Output the data word for word, dropping every image.

(Rows from a figure dataset)

★ ★ ★ ★

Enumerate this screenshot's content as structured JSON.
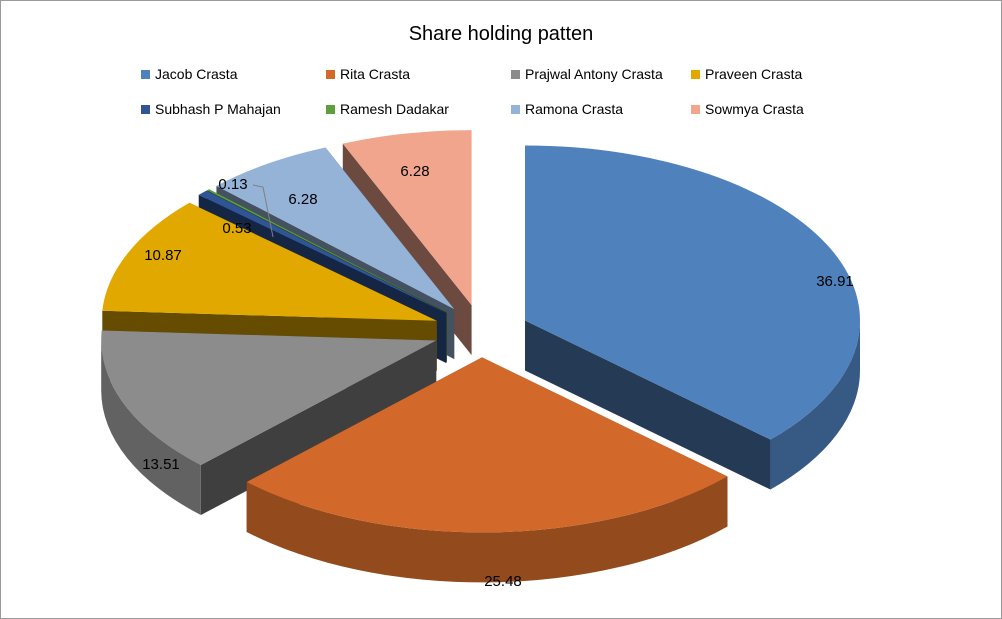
{
  "chart_data": {
    "type": "pie",
    "title": "Share holding patten",
    "legend_position": "top",
    "series": [
      {
        "name": "Jacob Crasta",
        "value": 36.91,
        "label": "36.91",
        "color": "#4F81BD"
      },
      {
        "name": "Rita Crasta",
        "value": 25.48,
        "label": "25.48",
        "color": "#D2692A"
      },
      {
        "name": "Prajwal Antony Crasta",
        "value": 13.51,
        "label": "13.51",
        "color": "#8C8C8C"
      },
      {
        "name": "Praveen Crasta",
        "value": 10.87,
        "label": "10.87",
        "color": "#E1A900"
      },
      {
        "name": "Subhash P Mahajan",
        "value": 0.53,
        "label": "0.53",
        "color": "#2F5597"
      },
      {
        "name": "Ramesh Dadakar",
        "value": 0.13,
        "label": "0.13",
        "color": "#5F9E3C"
      },
      {
        "name": "Ramona Crasta",
        "value": 6.28,
        "label": "6.28",
        "color": "#95B3D7"
      },
      {
        "name": "Sowmya Crasta",
        "value": 6.28,
        "label": "6.28",
        "color": "#F0A58C"
      }
    ]
  }
}
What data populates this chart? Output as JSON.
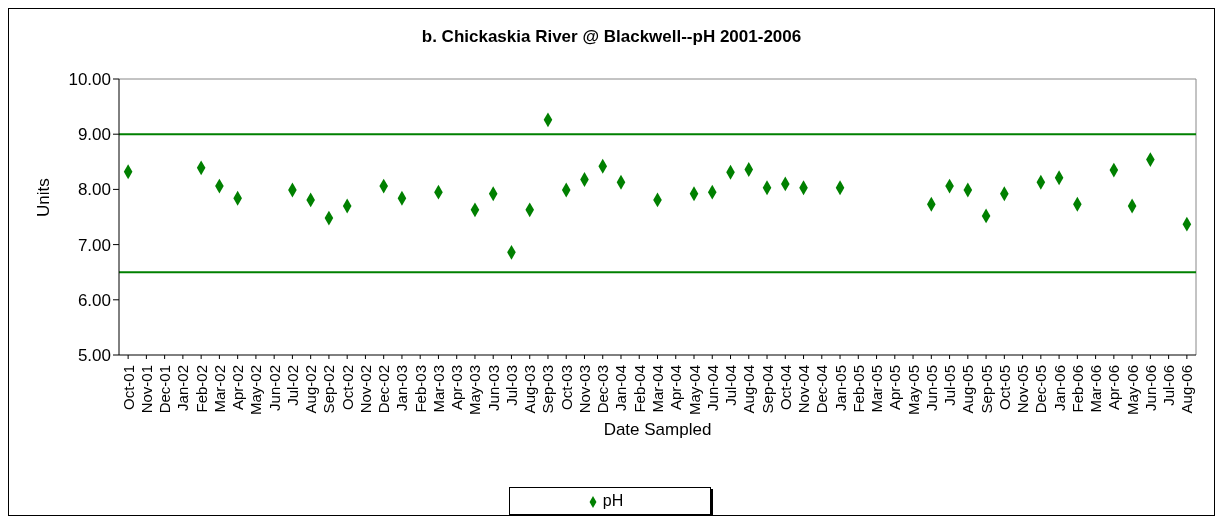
{
  "chart_data": {
    "type": "scatter",
    "title": "b.  Chickaskia River @ Blackwell--pH 2001-2006",
    "xlabel": "Date Sampled",
    "ylabel": "Units",
    "categories": [
      "Oct-01",
      "Nov-01",
      "Dec-01",
      "Jan-02",
      "Feb-02",
      "Mar-02",
      "Apr-02",
      "May-02",
      "Jun-02",
      "Jul-02",
      "Aug-02",
      "Sep-02",
      "Oct-02",
      "Nov-02",
      "Dec-02",
      "Jan-03",
      "Feb-03",
      "Mar-03",
      "Apr-03",
      "May-03",
      "Jun-03",
      "Jul-03",
      "Aug-03",
      "Sep-03",
      "Oct-03",
      "Nov-03",
      "Dec-03",
      "Jan-04",
      "Feb-04",
      "Mar-04",
      "Apr-04",
      "May-04",
      "Jun-04",
      "Jul-04",
      "Aug-04",
      "Sep-04",
      "Oct-04",
      "Nov-04",
      "Dec-04",
      "Jan-05",
      "Feb-05",
      "Mar-05",
      "Apr-05",
      "May-05",
      "Jun-05",
      "Jul-05",
      "Aug-05",
      "Sep-05",
      "Oct-05",
      "Nov-05",
      "Dec-05",
      "Jan-06",
      "Feb-06",
      "Mar-06",
      "Apr-06",
      "May-06",
      "Jun-06",
      "Jul-06",
      "Aug-06"
    ],
    "series": [
      {
        "name": "pH",
        "color": "#008000",
        "values": [
          8.32,
          null,
          null,
          null,
          8.39,
          8.06,
          7.84,
          null,
          null,
          7.99,
          7.81,
          7.48,
          7.7,
          null,
          8.06,
          7.84,
          null,
          7.95,
          null,
          7.63,
          7.92,
          6.86,
          7.63,
          9.26,
          7.99,
          8.18,
          8.42,
          8.13,
          null,
          7.81,
          null,
          7.92,
          7.95,
          8.31,
          8.36,
          8.03,
          8.1,
          8.03,
          null,
          8.03,
          null,
          null,
          null,
          null,
          7.73,
          8.06,
          7.99,
          7.52,
          7.92,
          null,
          8.13,
          8.21,
          7.73,
          null,
          8.35,
          7.7,
          8.54,
          null,
          7.37
        ]
      }
    ],
    "ylim": [
      5,
      10
    ],
    "yticks": [
      {
        "value": 5,
        "label": "5.00"
      },
      {
        "value": 6,
        "label": "6.00"
      },
      {
        "value": 7,
        "label": "7.00"
      },
      {
        "value": 8,
        "label": "8.00"
      },
      {
        "value": 9,
        "label": "9.00"
      },
      {
        "value": 10,
        "label": "10.00"
      }
    ],
    "ref_lines": [
      {
        "axis": "y",
        "value": 9,
        "color": "#008000"
      },
      {
        "axis": "y",
        "value": 6.5,
        "color": "#008000"
      }
    ],
    "grid": false,
    "legend": "bottom",
    "marker": "diamond"
  }
}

★ ★ ★ ★

◆ Correct result ◆
Enumerate this screenshot's content as structured JSON.
{
  "chart_data": {
    "type": "pie",
    "title": "Share holding patten",
    "legend_position": "top",
    "series": [
      {
        "name": "Jacob Crasta",
        "value": 36.91,
        "label": "36.91",
        "color": "#4F81BD"
      },
      {
        "name": "Rita Crasta",
        "value": 25.48,
        "label": "25.48",
        "color": "#D2692A"
      },
      {
        "name": "Prajwal Antony Crasta",
        "value": 13.51,
        "label": "13.51",
        "color": "#8C8C8C"
      },
      {
        "name": "Praveen Crasta",
        "value": 10.87,
        "label": "10.87",
        "color": "#E1A900"
      },
      {
        "name": "Subhash P Mahajan",
        "value": 0.53,
        "label": "0.53",
        "color": "#2F5597"
      },
      {
        "name": "Ramesh Dadakar",
        "value": 0.13,
        "label": "0.13",
        "color": "#5F9E3C"
      },
      {
        "name": "Ramona Crasta",
        "value": 6.28,
        "label": "6.28",
        "color": "#95B3D7"
      },
      {
        "name": "Sowmya Crasta",
        "value": 6.28,
        "label": "6.28",
        "color": "#F0A58C"
      }
    ]
  }
}
What data populates this chart? Output as JSON.
{
  "chart_data": {
    "type": "scatter",
    "title": "b.  Chickaskia River @ Blackwell--pH 2001-2006",
    "xlabel": "Date Sampled",
    "ylabel": "Units",
    "categories": [
      "Oct-01",
      "Nov-01",
      "Dec-01",
      "Jan-02",
      "Feb-02",
      "Mar-02",
      "Apr-02",
      "May-02",
      "Jun-02",
      "Jul-02",
      "Aug-02",
      "Sep-02",
      "Oct-02",
      "Nov-02",
      "Dec-02",
      "Jan-03",
      "Feb-03",
      "Mar-03",
      "Apr-03",
      "May-03",
      "Jun-03",
      "Jul-03",
      "Aug-03",
      "Sep-03",
      "Oct-03",
      "Nov-03",
      "Dec-03",
      "Jan-04",
      "Feb-04",
      "Mar-04",
      "Apr-04",
      "May-04",
      "Jun-04",
      "Jul-04",
      "Aug-04",
      "Sep-04",
      "Oct-04",
      "Nov-04",
      "Dec-04",
      "Jan-05",
      "Feb-05",
      "Mar-05",
      "Apr-05",
      "May-05",
      "Jun-05",
      "Jul-05",
      "Aug-05",
      "Sep-05",
      "Oct-05",
      "Nov-05",
      "Dec-05",
      "Jan-06",
      "Feb-06",
      "Mar-06",
      "Apr-06",
      "May-06",
      "Jun-06",
      "Jul-06",
      "Aug-06"
    ],
    "series": [
      {
        "name": "pH",
        "color": "#008000",
        "values": [
          8.32,
          null,
          null,
          null,
          8.39,
          8.06,
          7.84,
          null,
          null,
          7.99,
          7.81,
          7.48,
          7.7,
          null,
          8.06,
          7.84,
          null,
          7.95,
          null,
          7.63,
          7.92,
          6.86,
          7.63,
          9.26,
          7.99,
          8.18,
          8.42,
          8.13,
          null,
          7.81,
          null,
          7.92,
          7.95,
          8.31,
          8.36,
          8.03,
          8.1,
          8.03,
          null,
          8.03,
          null,
          null,
          null,
          null,
          7.73,
          8.06,
          7.99,
          7.52,
          7.92,
          null,
          8.13,
          8.21,
          7.73,
          null,
          8.35,
          7.7,
          8.54,
          null,
          7.37
        ]
      }
    ],
    "ylim": [
      5,
      10
    ],
    "yticks": [
      {
        "value": 5,
        "label": "5.00"
      },
      {
        "value": 6,
        "label": "6.00"
      },
      {
        "value": 7,
        "label": "7.00"
      },
      {
        "value": 8,
        "label": "8.00"
      },
      {
        "value": 9,
        "label": "9.00"
      },
      {
        "value": 10,
        "label": "10.00"
      }
    ],
    "ref_lines": [
      {
        "axis": "y",
        "value": 9,
        "color": "#008000"
      },
      {
        "axis": "y",
        "value": 6.5,
        "color": "#008000"
      }
    ],
    "grid": false,
    "legend": "bottom",
    "marker": "diamond"
  }
}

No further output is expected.